Search the records for the word "error" and report each line that has it.
* BEGIN Data entries *
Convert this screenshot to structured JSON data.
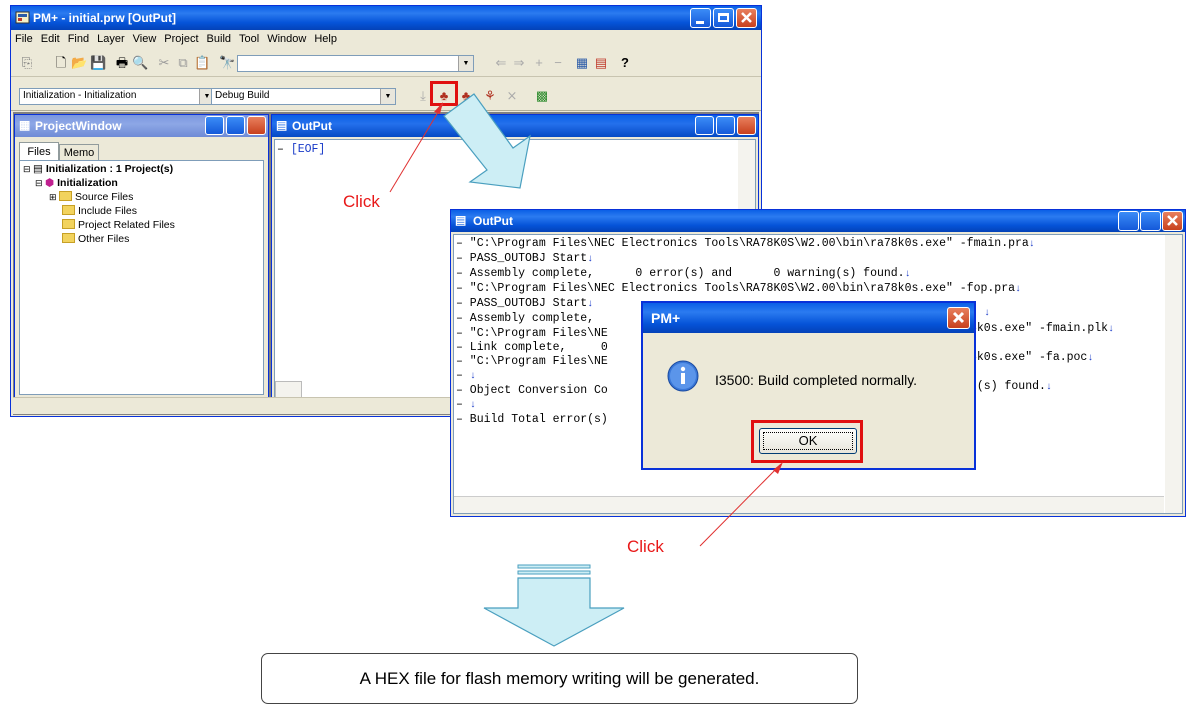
{
  "main_window": {
    "title": "PM+ - initial.prw [OutPut]",
    "menu": [
      "File",
      "Edit",
      "Find",
      "Layer",
      "View",
      "Project",
      "Build",
      "Tool",
      "Window",
      "Help"
    ],
    "project_combo": "Initialization - Initialization",
    "build_combo": "Debug Build"
  },
  "project_window": {
    "title": "ProjectWindow",
    "tabs": [
      "Files",
      "Memo"
    ],
    "tree": {
      "root": "Initialization : 1 Project(s)",
      "project": "Initialization",
      "folders": [
        "Source Files",
        "Include Files",
        "Project Related Files",
        "Other Files"
      ]
    }
  },
  "output_small": {
    "title": "OutPut",
    "line": "[EOF]"
  },
  "output_large": {
    "title": "OutPut",
    "lines": [
      "\"C:\\Program Files\\NEC Electronics Tools\\RA78K0S\\W2.00\\bin\\ra78k0s.exe\" -fmain.pra",
      "PASS_OUTOBJ Start",
      "Assembly complete,      0 error(s) and      0 warning(s) found.",
      "\"C:\\Program Files\\NEC Electronics Tools\\RA78K0S\\W2.00\\bin\\ra78k0s.exe\" -fop.pra",
      "PASS_OUTOBJ Start",
      "Assembly complete,",
      "\"C:\\Program Files\\NE",
      "Link complete,     0",
      "\"C:\\Program Files\\NE",
      "",
      "Object Conversion Co",
      "",
      "Build Total error(s)"
    ],
    "right_fragments": [
      "",
      "",
      "",
      "",
      "",
      "",
      "8k0s.exe\" -fmain.plk",
      "",
      "8k0s.exe\" -fa.poc",
      "",
      "g(s) found.",
      "",
      ""
    ]
  },
  "dialog": {
    "title": "PM+",
    "message": "I3500: Build completed normally.",
    "ok_label": "OK"
  },
  "callouts": {
    "click_top": "Click",
    "click_bottom": "Click"
  },
  "note": "A HEX file for flash memory writing will be generated.",
  "colors": {
    "title_blue": "#0553d8",
    "highlight_red": "#e01010",
    "arrow_fill": "#cdeef5",
    "arrow_stroke": "#4a9fbf"
  }
}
* END Data entries *
• Answer to the task:
      "Assembly complete,      0 error(s) and      0 warning(s) found.",
      "Build Total error(s)"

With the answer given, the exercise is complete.